━━━ DATASET EXTRACT

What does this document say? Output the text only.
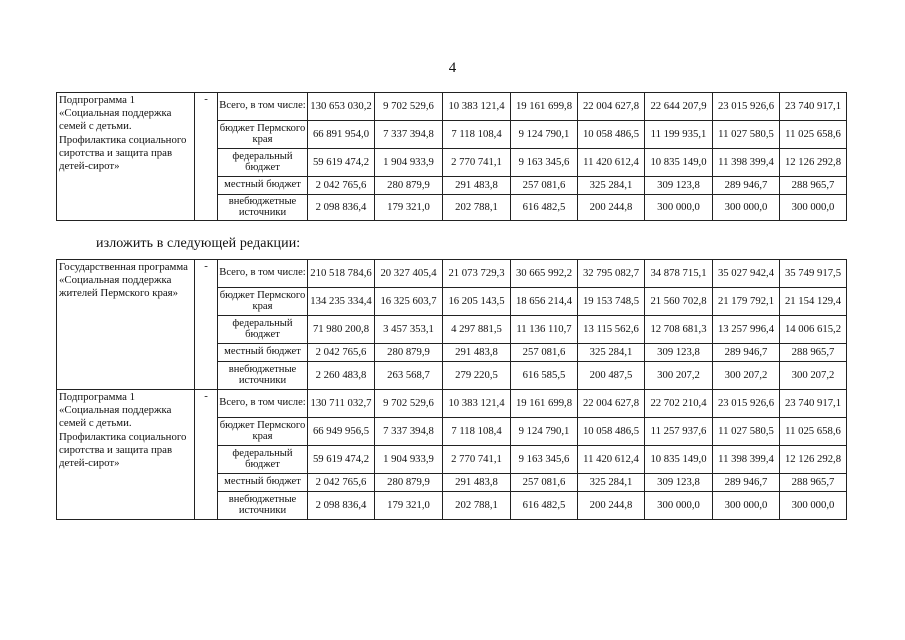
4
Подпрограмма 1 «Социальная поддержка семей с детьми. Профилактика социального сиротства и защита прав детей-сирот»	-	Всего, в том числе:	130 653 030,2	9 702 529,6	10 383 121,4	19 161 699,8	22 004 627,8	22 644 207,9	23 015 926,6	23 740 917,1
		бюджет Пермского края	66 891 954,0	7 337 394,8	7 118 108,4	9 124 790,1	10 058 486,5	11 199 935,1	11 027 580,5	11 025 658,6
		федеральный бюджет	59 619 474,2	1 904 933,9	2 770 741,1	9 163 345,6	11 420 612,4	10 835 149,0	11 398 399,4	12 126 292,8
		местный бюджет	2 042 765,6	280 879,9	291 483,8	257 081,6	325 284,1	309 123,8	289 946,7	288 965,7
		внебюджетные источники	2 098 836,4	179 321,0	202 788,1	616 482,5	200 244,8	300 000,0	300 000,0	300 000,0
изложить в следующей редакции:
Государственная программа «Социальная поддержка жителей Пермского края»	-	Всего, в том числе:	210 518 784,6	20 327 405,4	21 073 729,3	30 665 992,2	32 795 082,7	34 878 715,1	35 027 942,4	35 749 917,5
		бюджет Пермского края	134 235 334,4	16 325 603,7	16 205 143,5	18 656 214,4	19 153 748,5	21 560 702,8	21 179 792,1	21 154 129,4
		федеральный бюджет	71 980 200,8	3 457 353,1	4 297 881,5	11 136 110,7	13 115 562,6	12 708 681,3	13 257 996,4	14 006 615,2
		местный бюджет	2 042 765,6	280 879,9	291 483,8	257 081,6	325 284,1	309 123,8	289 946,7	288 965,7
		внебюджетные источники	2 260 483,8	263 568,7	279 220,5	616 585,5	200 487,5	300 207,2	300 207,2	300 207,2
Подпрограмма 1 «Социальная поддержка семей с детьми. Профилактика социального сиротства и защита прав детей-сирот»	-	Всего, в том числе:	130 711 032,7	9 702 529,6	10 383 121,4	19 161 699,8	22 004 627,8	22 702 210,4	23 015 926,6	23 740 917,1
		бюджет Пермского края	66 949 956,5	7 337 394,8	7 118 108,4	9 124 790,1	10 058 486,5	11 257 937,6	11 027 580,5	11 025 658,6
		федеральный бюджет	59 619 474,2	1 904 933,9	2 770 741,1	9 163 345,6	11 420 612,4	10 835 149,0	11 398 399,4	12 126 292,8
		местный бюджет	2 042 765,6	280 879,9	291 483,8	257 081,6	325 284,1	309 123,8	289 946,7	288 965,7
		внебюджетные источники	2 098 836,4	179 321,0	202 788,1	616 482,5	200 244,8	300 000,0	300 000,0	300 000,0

━━━━━━
━━━ DATASET EXTRACT

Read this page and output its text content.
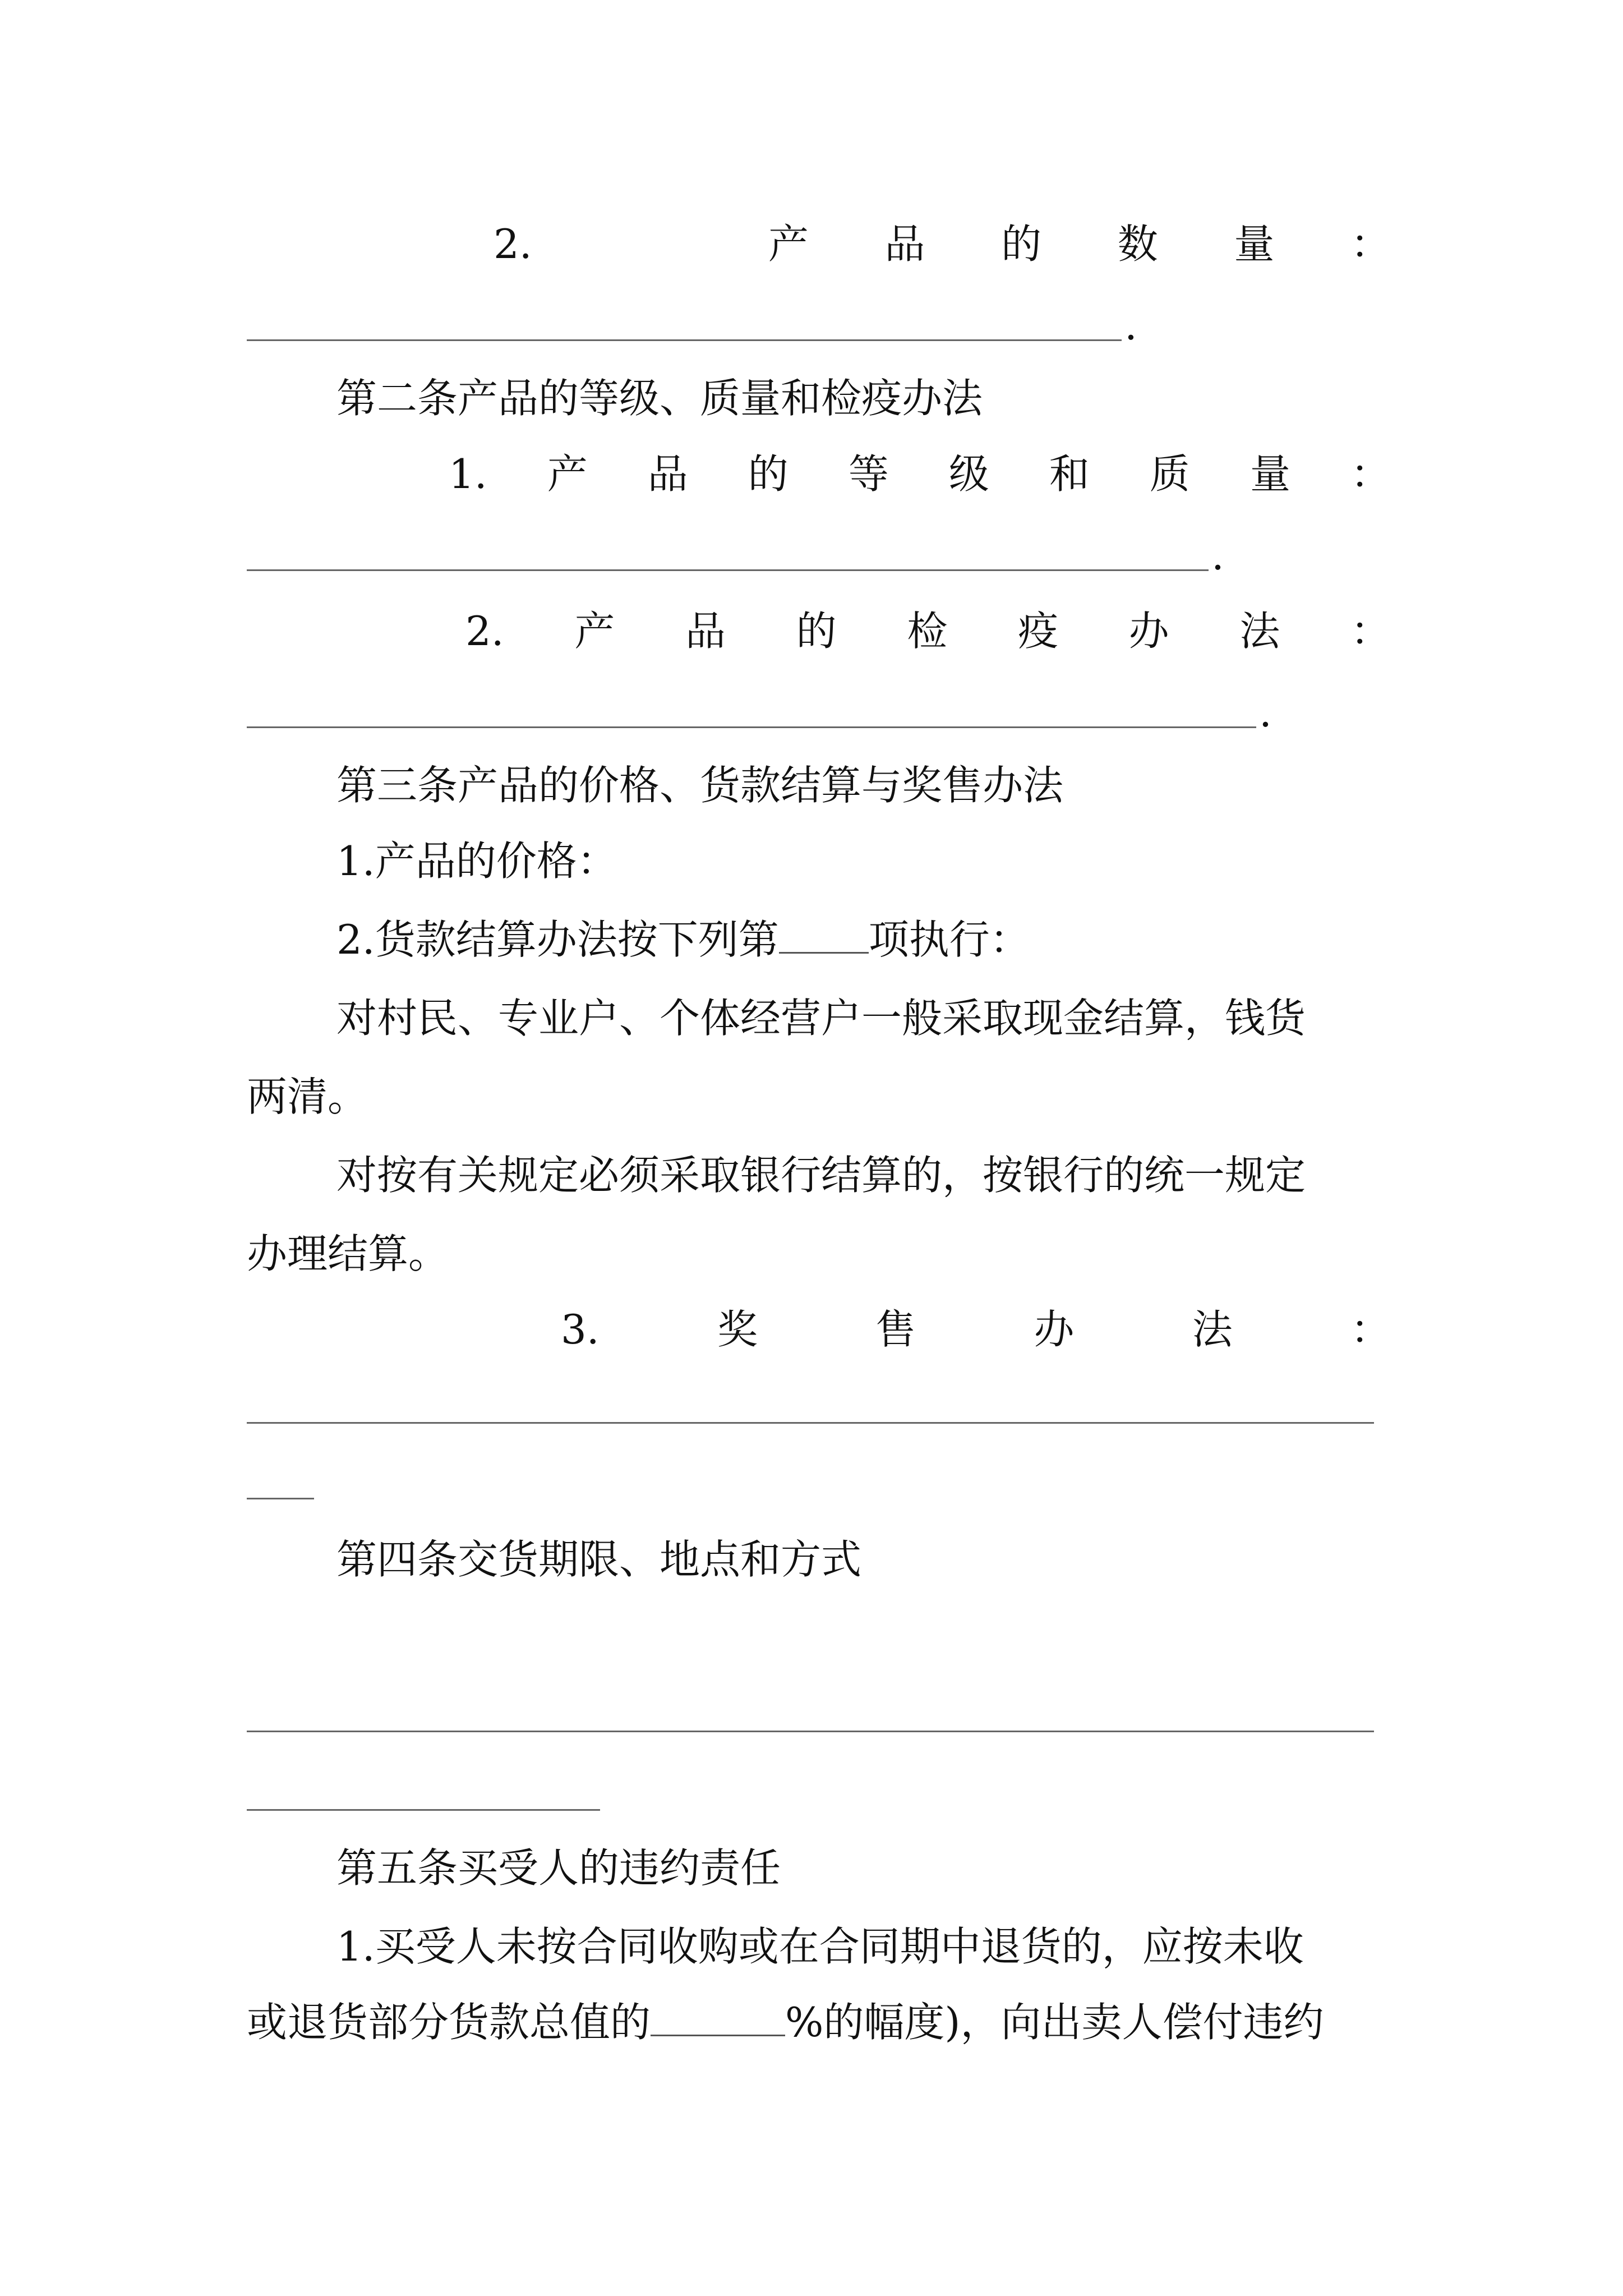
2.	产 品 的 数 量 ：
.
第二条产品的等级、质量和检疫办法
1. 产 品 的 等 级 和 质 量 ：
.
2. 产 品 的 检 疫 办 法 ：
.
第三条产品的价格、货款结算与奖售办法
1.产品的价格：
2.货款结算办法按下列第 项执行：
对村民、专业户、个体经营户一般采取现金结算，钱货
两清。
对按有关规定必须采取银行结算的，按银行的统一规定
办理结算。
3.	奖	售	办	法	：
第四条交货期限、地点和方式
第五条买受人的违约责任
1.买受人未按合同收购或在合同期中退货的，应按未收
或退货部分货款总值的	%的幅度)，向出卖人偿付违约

━━━━━━

→ SET TASK
Tally the lines of the listing in which the word "Всего" occurs, and state the total alone.

→ RESPONSE
3